• [Requirements]:
(1) In the Thanksgiving post, condense the paragraph beginning "After lunch Zoë and Abby" into a short bulleted list that keeps its main facts.
(2) Repeat word for word the section of the Thanksgiving post from "After lunch Zoë" up to and including "Comments ( 2 )".

• [Given text]:
Chris: You will be fortunate in everything you put your hands to.
Laura: Stop searching forever, happiness is just next to you.
Abby: A liar is not believed even though he tells the truth.
Zoë: A pleasant surprise is in store for you.
After lunch Zoë and Abby went down for a nice nap and then played lots of fun games with Uncle Matt until dinner time. Chris whipped up what he coined as "Thanksgiving in a mouthful". Stuffing, corn, carrots, and cranberry sauce all mixed up together. Last night both girls ate these things separately pretty well, but tonight not so well. Abby took a few good spoonfuls, but Zoë didn't want to eat it so much. I finished them each off with a waffle before getting ready for bed time.
Abby @ 1 year, 11 months, 10 days
Zoë @ 1 year, 11 months, 10 days
Enzo expected in 2 years, 9 months, 29 days
Holidays posted by Laura at 7:55 PM |
Comments ( 2 )
Comments:
November 24, 2005 11:53:27 PM posted by Grandma Cindy
Happy Thanksgiving. We love you and miss you. Love PaPa Norm & Grandma Cindy
November 27, 2005 09:05:24 AM posted by Nonna
WoW!! what fortunes you all had!!!
A different Thanksgiving treat but enjoyed by all.

• [Dataset records]:
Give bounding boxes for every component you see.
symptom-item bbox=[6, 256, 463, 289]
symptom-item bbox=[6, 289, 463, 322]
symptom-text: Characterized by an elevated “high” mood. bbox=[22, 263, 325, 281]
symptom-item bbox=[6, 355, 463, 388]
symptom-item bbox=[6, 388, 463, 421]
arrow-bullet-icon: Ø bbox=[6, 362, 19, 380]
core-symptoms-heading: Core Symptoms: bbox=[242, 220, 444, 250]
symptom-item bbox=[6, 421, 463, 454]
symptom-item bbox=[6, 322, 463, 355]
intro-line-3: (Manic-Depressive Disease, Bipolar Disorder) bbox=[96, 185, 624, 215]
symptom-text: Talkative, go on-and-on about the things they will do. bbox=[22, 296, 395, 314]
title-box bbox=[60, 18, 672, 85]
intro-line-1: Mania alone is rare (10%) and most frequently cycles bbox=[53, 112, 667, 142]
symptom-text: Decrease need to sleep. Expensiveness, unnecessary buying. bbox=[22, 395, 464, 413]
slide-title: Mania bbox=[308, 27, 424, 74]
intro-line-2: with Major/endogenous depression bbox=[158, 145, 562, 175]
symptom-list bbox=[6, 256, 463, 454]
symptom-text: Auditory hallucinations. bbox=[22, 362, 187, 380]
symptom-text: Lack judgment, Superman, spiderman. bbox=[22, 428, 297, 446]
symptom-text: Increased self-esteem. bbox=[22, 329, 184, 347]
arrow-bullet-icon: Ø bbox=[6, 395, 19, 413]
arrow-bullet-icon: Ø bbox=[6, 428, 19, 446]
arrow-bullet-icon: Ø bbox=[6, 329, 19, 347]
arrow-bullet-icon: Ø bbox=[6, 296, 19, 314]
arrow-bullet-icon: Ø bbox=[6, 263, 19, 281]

• [Complete answers]:
(1)
- After lunch, Zoë and Abby napped, then played games with Uncle Matt until dinner.
- Chris made what he called "Thanksgiving in a mouthful": stuffing, corn, carrots, and cranberry sauce mixed together.
- The night before, both girls ate these foods separately fairly well, but tonight they didn't eat as well. Abby had a few good spoonfuls, and Zoë didn't want much.
- Before bedtime, the writer finished each girl's meal off with a waffle.

(2)
After lunch Zoë and Abby went down for a nice nap and then played lots of fun games with Uncle Matt until dinner time. Chris whipped up what he coined as "Thanksgiving in a mouthful". Stuffing, corn, carrots, and cranberry sauce all mixed up together. Last night both girls ate these things separately pretty well, but tonight not so well. Abby took a few good spoonfuls, but Zoë didn't want to eat it so much. I finished them each off with a waffle before getting ready for bed time.
Abby @ 1 year, 11 months, 10 days
Zoë @ 1 year, 11 months, 10 days
Enzo expected in 2 years, 9 months, 29 days
Holidays posted by Laura at 7:55 PM |
Comments ( 2 )